Um dos curiosos paradoxos da trajetória de grandes ídolos do rock é como, para alguns deles, o sonho de fama e fortuna alimentado na adolescência pode virar um fardo existencial justamente quando se fica um adulto famoso e rico. Ao enfiar uma bala de espingarda na cabeça no dia 5 de abril de 1994 , Kurt Cobain encontrou o fim que pareceu perseguir ao longo de sua turbulenta e breve vida de 27 anos. E que nem mesmo o nascimento da filha, Frances Bean Cobain, conseguiu arrefecer.
E é Frances, hoje com 22 anos e avessa à exposição pública, que abraçou como produtora-executiva um emocionante inventário da vida do pai, no documentário Cobain: Montage of Heck. Com direção de Brett Morgen, o filme apresenta um retrato íntimo do artista a partir de registros domésticos até então inéditos. O filme produzido pelo canal HBO foi apresentado no começo do ano em festivais como os de Sundance e Berlim, ganhou lançamento limitado nos cinemas de alguns países e estreou em maio na TV americana. No Brasil, pode ser assistido em duas sessões promovidas pela rede Cinemark - em Porto Alegre, nesta quinta-feira, às 21h, e no sábado, às 22h30min, na sala 1 do BarraShopping.
O recorte mais interessante, por ser aquele não abordado em outras produções sobre Cobain e o Nirvana, banda com a qual ele apresentou ao mundo o ruidoso furacão grunge, vem dos filmes caseiros e diários que mostram a infância e a juventude do encantador garoto loirinho que iluminou a vida de uma família de classe média na cidade de Aberdeen, no Estado de Washington.

• _O que fazer_:
Responda de acordo com o texto sobre o documentário acima:
1. Quantos anos durou a vida de Kurt Cobain?
2. Quem dirigiu Cobain: Montage of Heck?
3. Em que cidade vivia a família de classe média de Cobain?

• _Dados exibidos_:
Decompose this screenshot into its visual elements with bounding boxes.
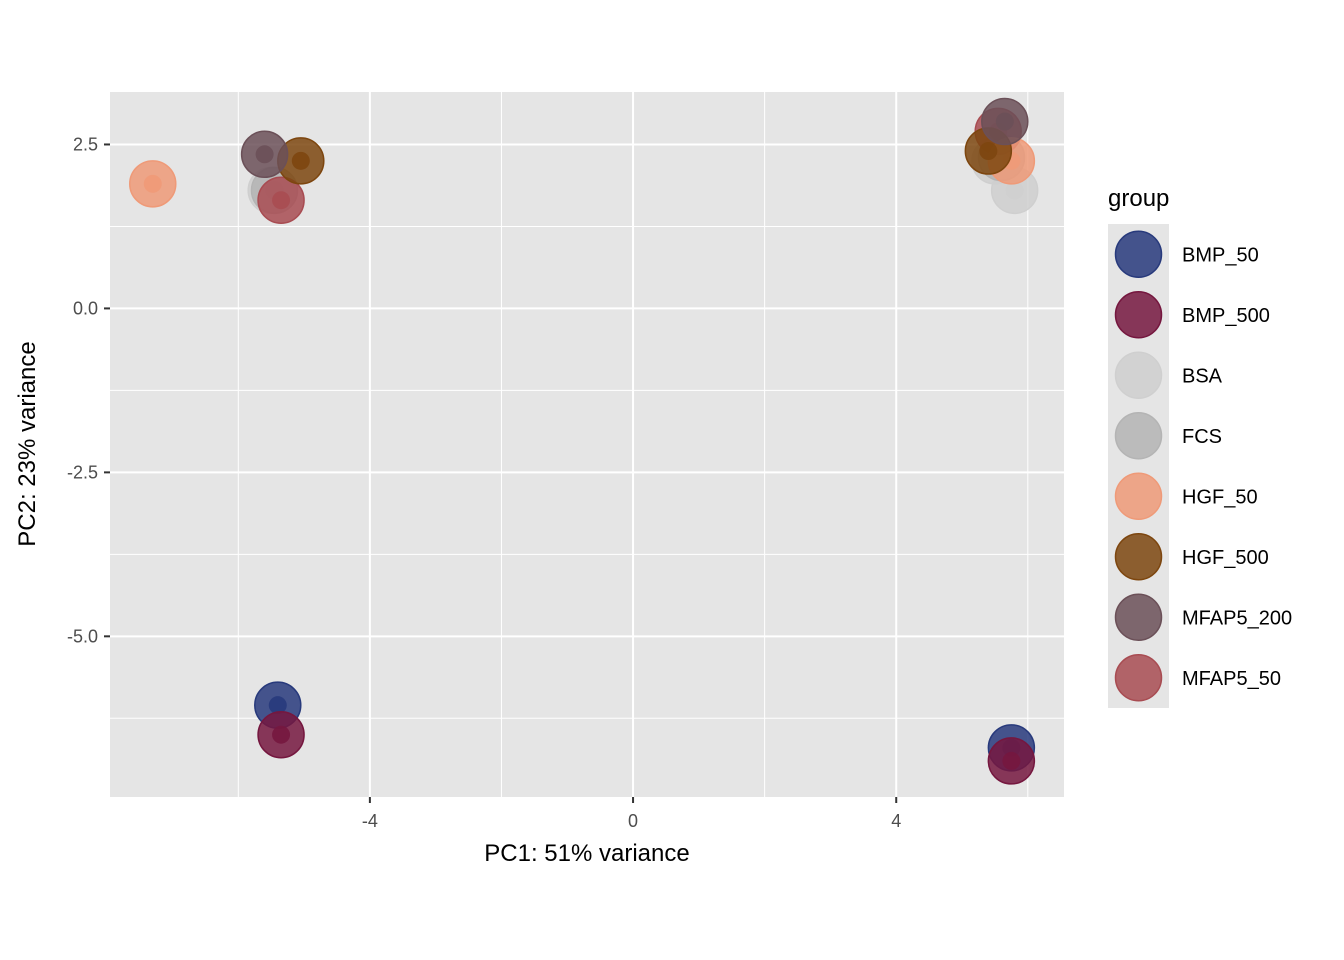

• _Resposta da tarefa_:
1. 27 anos.
2. Brett Morgen.
3. Em Aberdeen, no Estado de Washington.